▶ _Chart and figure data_
◇ ◇ ◇ ◇ ◇ ◇ ◇

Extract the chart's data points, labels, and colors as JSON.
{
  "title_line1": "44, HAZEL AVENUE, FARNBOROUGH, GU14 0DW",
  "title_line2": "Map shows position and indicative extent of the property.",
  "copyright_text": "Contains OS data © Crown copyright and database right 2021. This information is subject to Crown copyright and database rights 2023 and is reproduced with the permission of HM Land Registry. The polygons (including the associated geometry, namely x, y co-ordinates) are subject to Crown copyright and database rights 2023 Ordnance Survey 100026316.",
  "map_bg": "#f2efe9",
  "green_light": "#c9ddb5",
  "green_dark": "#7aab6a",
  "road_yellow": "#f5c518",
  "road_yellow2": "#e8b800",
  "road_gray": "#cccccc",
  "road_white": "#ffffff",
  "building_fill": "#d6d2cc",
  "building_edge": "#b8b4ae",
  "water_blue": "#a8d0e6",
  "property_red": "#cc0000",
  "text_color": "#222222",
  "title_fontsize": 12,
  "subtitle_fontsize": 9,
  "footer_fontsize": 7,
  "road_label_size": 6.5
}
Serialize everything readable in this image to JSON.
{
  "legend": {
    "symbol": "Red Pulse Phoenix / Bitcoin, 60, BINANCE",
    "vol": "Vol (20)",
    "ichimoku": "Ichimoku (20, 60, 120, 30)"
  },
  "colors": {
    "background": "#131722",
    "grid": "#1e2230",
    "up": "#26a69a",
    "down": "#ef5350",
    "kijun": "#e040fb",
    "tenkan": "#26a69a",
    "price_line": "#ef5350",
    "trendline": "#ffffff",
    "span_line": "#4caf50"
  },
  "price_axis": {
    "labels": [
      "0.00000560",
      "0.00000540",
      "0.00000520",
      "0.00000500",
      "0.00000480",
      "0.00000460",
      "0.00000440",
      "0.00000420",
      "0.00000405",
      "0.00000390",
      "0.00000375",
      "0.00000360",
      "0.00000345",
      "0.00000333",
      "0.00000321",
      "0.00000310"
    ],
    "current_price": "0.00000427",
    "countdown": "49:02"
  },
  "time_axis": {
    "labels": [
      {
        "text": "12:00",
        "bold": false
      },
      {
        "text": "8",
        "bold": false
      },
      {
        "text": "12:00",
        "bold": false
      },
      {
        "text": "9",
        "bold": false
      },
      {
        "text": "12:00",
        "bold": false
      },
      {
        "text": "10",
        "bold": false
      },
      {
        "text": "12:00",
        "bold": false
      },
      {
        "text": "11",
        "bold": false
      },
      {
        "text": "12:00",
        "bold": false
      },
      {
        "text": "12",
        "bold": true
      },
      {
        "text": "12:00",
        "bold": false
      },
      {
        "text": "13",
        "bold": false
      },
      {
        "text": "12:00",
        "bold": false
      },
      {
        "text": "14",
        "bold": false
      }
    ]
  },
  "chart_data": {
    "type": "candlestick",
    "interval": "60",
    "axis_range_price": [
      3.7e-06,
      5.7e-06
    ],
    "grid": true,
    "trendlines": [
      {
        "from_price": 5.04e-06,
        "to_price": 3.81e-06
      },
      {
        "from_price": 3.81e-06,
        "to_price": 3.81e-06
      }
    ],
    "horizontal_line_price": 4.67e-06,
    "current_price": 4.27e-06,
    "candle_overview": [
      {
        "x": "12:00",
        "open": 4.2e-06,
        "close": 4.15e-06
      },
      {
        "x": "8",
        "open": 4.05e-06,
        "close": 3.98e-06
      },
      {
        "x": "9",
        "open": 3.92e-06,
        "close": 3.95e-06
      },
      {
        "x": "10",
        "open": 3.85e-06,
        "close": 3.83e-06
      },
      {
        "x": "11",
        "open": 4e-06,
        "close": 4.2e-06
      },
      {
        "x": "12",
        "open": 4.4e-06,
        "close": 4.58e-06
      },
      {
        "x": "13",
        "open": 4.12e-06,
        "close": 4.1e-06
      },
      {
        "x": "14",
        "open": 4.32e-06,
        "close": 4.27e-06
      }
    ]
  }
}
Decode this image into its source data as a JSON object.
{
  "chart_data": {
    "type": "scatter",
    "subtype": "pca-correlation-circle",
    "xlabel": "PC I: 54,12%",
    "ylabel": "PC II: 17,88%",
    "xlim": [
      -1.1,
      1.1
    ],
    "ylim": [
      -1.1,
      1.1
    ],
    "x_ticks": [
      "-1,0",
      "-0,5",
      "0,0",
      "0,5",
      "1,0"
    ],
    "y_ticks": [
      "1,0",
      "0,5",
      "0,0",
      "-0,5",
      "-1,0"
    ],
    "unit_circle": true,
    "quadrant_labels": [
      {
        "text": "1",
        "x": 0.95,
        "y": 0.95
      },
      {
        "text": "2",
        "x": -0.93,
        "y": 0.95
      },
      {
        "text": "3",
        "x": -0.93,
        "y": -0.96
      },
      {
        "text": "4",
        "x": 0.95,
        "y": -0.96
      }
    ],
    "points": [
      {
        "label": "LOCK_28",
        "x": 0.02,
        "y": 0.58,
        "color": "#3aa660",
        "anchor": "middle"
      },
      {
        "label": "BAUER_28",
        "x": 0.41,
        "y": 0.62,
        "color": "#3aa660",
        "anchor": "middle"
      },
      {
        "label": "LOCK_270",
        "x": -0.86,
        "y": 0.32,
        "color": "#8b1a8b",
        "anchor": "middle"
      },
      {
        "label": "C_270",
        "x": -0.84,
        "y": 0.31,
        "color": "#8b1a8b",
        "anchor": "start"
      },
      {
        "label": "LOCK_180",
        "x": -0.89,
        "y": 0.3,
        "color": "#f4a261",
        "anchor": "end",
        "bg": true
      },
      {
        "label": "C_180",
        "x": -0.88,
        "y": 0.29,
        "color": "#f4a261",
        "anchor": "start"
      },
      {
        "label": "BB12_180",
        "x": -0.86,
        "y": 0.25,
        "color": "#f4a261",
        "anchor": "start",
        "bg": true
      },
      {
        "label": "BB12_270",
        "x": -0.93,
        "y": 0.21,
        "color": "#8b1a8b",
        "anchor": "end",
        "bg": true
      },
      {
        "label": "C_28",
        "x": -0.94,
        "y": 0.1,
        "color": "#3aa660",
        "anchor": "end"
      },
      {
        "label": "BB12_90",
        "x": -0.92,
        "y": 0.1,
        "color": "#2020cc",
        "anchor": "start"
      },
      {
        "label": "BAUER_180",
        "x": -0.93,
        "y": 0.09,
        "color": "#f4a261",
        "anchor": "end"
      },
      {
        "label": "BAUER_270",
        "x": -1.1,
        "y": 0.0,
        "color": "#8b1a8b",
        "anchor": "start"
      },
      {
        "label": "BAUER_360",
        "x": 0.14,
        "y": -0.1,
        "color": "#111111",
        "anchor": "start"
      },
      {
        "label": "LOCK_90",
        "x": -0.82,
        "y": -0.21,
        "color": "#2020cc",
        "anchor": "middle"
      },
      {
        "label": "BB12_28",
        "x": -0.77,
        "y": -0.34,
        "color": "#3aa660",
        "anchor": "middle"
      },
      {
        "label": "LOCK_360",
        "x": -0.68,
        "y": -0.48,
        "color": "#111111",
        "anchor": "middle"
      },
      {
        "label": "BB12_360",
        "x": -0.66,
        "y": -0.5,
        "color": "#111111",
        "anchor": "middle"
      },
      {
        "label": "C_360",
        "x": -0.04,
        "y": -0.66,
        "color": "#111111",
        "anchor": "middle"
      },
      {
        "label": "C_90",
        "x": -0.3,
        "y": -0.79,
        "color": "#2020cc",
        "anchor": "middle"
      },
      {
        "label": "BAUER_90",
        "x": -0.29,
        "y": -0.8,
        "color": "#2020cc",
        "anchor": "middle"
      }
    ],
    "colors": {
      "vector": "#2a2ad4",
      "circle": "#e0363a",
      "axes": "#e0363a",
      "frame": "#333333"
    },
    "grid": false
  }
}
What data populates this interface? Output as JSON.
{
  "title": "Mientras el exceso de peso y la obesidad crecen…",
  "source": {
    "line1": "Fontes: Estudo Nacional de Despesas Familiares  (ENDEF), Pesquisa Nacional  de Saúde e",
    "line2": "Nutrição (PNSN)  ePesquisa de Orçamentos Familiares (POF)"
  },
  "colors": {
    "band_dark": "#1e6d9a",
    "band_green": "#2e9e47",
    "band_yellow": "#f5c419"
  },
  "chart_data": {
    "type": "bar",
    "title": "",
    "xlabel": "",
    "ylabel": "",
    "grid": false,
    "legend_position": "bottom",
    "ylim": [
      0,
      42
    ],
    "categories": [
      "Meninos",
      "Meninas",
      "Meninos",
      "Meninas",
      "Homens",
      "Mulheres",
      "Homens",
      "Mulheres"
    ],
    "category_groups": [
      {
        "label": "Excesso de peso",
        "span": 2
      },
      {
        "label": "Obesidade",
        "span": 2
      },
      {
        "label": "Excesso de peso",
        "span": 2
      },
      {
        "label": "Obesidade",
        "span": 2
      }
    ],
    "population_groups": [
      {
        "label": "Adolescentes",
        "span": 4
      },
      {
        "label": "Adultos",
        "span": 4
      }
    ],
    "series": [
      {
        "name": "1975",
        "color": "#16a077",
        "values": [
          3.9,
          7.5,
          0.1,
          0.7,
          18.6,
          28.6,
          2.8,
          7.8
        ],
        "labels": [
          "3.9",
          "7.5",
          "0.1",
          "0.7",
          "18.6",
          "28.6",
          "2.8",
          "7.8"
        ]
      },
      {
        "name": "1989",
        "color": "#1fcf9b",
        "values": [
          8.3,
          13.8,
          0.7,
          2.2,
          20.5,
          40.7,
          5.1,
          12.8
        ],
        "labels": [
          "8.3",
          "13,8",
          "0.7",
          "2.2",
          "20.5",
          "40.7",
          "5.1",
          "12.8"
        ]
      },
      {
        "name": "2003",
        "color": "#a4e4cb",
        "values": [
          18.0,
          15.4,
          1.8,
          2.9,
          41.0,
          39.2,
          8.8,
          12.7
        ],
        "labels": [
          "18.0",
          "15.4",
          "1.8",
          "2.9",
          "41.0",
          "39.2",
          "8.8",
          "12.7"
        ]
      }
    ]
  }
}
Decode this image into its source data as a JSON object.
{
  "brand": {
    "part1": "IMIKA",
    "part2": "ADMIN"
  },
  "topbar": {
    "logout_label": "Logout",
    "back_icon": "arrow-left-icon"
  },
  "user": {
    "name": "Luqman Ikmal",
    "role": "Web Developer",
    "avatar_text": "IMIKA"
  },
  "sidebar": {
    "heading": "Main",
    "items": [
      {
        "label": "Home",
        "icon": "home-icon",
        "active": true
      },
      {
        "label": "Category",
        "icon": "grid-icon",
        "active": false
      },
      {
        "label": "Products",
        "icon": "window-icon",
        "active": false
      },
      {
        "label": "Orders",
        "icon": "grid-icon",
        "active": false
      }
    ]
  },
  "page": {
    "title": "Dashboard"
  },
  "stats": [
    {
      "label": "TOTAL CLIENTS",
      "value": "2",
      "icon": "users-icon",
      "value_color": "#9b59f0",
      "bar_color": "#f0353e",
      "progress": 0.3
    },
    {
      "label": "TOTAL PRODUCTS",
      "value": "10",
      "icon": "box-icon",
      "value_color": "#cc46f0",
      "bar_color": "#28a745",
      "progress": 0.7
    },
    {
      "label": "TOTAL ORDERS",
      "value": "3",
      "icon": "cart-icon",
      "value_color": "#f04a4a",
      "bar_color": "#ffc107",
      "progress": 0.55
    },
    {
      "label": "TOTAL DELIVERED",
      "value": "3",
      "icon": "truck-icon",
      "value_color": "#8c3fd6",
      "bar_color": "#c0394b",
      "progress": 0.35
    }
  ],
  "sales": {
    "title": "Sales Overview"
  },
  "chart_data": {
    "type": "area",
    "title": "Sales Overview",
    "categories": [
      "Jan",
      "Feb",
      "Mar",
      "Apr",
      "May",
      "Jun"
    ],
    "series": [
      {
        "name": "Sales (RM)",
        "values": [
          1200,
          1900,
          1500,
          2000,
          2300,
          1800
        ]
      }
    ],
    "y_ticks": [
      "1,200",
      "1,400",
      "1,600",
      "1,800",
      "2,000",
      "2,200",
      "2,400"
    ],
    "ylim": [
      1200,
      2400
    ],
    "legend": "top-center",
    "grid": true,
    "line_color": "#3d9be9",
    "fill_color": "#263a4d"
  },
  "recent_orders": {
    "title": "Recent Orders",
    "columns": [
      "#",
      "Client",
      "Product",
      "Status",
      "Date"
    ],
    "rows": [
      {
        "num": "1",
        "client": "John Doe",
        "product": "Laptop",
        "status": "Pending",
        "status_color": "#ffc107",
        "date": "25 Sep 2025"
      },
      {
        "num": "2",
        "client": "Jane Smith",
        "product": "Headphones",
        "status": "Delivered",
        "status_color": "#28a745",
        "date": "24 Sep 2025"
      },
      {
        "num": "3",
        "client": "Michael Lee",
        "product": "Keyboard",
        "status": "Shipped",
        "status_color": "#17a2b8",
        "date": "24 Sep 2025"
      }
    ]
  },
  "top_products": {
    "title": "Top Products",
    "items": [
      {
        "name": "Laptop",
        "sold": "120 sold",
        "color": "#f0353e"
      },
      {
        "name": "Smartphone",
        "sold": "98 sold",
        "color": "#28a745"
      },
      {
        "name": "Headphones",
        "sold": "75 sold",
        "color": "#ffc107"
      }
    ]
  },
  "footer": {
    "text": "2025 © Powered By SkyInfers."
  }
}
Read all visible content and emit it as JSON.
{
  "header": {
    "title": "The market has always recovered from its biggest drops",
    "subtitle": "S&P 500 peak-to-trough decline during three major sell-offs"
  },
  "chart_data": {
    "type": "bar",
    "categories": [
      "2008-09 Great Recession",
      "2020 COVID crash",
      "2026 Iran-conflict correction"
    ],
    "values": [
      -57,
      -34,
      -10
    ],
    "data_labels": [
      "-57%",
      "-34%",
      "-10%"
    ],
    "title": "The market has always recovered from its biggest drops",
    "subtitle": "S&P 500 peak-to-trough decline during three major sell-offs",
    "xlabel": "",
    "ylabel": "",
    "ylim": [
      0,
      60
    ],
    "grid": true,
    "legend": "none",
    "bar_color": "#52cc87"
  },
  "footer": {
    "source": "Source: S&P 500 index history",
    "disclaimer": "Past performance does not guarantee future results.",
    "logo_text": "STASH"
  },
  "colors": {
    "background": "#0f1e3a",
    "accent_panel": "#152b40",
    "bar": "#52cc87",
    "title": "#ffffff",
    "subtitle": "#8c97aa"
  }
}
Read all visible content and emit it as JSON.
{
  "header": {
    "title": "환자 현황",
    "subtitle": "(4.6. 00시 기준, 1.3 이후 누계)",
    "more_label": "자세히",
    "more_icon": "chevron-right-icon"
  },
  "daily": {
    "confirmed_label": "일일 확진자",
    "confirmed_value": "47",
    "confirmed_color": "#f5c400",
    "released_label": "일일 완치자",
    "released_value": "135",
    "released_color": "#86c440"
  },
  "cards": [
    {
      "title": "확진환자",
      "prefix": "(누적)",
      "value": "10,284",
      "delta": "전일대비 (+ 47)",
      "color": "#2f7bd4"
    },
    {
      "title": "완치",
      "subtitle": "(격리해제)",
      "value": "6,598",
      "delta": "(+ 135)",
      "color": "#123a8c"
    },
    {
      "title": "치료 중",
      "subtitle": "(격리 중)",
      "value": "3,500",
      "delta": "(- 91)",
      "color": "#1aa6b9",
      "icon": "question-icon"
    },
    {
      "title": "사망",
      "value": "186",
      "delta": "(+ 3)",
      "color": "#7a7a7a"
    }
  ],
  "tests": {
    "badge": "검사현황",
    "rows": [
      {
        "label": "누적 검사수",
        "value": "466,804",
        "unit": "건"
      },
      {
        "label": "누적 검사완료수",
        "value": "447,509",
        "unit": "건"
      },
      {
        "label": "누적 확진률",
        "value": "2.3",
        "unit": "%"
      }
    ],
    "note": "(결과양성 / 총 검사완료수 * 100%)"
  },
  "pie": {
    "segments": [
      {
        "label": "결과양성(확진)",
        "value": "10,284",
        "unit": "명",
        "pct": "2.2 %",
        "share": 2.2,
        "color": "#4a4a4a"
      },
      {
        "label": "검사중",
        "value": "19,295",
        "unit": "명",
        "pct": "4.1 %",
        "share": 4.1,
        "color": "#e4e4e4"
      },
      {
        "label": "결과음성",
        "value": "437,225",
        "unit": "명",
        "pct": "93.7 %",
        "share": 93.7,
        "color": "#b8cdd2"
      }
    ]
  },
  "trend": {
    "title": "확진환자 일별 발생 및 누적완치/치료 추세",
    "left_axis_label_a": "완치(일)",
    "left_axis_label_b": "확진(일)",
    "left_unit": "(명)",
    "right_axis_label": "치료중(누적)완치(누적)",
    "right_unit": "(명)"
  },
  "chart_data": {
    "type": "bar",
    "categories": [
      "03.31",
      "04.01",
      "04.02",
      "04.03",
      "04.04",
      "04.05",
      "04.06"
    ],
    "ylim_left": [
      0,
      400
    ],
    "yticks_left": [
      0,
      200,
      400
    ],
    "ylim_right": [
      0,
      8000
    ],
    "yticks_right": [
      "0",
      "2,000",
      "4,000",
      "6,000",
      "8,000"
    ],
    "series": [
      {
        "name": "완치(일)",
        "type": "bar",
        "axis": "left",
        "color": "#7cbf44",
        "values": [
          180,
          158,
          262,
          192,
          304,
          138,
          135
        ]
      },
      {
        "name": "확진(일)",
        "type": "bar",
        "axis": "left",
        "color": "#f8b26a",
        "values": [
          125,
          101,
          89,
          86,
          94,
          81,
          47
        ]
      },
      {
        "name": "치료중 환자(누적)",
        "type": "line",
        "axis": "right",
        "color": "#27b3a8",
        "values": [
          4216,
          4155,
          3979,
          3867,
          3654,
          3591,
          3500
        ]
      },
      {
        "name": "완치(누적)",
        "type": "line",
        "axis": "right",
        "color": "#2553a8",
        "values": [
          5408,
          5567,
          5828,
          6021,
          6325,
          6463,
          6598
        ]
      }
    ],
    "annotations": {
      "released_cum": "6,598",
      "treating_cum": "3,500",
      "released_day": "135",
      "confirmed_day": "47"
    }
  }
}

◇ ◇ ◇ ◇ ◇ ◇ ◇

▶ _TASK TO COMPLETE_
Reply with only the number of lines in the entries that contain the word "ffffff".

▶ _WRITTEN SOLUTION_
3